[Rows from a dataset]
________
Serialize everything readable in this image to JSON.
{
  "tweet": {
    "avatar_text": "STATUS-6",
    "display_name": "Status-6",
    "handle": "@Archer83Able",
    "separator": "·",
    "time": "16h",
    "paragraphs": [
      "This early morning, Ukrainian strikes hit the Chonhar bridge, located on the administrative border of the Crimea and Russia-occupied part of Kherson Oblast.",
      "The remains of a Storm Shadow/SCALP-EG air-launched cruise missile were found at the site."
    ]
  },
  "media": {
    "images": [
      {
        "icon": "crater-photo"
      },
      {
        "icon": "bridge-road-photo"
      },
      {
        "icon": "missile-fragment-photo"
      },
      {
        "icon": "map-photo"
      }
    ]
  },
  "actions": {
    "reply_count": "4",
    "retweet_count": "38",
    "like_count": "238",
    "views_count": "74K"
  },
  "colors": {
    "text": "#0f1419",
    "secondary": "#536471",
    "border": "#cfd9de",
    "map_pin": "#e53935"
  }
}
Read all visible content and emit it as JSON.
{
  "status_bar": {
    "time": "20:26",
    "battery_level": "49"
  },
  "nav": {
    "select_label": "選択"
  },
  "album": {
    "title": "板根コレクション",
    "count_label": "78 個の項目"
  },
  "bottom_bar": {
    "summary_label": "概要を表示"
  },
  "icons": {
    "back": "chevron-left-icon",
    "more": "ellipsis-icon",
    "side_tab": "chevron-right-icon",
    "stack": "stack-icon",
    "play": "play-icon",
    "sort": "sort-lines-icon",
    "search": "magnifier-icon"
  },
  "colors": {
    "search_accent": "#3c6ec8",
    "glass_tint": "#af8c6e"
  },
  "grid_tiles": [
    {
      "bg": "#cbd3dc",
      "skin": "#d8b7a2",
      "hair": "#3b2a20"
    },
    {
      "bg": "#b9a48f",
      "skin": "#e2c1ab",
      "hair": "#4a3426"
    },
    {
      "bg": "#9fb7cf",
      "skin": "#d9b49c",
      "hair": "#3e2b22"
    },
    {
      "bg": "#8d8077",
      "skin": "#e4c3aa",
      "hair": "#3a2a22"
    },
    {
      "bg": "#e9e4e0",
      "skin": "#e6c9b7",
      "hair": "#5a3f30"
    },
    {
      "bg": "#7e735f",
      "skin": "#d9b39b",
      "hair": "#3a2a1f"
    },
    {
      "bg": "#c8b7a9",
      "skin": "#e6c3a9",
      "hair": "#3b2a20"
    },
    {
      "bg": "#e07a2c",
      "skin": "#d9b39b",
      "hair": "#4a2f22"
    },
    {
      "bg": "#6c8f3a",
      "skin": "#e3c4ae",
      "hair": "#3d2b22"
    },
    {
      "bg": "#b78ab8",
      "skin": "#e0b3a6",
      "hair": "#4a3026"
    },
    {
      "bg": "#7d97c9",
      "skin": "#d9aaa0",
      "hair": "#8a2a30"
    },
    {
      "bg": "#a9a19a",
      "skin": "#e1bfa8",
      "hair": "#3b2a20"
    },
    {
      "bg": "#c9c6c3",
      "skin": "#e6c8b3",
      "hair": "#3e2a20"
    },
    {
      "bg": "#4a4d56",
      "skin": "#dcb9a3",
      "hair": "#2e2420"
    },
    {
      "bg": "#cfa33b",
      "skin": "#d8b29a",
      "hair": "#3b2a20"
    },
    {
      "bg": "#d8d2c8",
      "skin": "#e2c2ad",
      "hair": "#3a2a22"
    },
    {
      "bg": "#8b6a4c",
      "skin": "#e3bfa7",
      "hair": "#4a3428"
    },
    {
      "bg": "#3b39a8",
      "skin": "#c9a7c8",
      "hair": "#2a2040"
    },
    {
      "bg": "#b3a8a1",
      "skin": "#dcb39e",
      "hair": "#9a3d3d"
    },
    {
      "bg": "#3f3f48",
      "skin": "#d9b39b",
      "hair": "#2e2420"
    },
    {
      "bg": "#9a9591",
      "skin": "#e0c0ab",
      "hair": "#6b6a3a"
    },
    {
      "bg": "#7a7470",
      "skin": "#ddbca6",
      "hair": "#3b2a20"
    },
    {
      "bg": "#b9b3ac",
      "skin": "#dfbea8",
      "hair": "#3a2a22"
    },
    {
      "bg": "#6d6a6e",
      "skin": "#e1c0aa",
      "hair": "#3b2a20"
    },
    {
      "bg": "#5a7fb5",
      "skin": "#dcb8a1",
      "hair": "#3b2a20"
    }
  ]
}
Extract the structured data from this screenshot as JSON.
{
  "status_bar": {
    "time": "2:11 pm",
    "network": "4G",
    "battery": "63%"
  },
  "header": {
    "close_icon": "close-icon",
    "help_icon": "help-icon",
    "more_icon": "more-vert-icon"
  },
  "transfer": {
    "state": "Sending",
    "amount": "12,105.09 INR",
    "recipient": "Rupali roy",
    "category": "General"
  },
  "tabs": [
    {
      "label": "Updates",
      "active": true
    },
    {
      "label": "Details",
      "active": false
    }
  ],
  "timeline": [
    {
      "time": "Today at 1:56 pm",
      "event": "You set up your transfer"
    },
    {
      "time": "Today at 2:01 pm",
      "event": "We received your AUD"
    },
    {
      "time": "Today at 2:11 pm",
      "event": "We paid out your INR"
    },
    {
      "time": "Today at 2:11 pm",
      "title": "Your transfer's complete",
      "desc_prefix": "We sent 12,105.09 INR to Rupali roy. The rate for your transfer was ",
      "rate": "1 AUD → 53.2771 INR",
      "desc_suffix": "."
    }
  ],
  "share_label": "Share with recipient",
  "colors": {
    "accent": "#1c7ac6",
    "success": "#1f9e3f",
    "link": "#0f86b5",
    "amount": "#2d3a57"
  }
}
________
What you need to do:
Look through the data above. Copy every line with the string "JSON" in it.

Full answer:
Serialize everything readable in this image to JSON.
Read all visible content and emit it as JSON.
Extract the structured data from this screenshot as JSON.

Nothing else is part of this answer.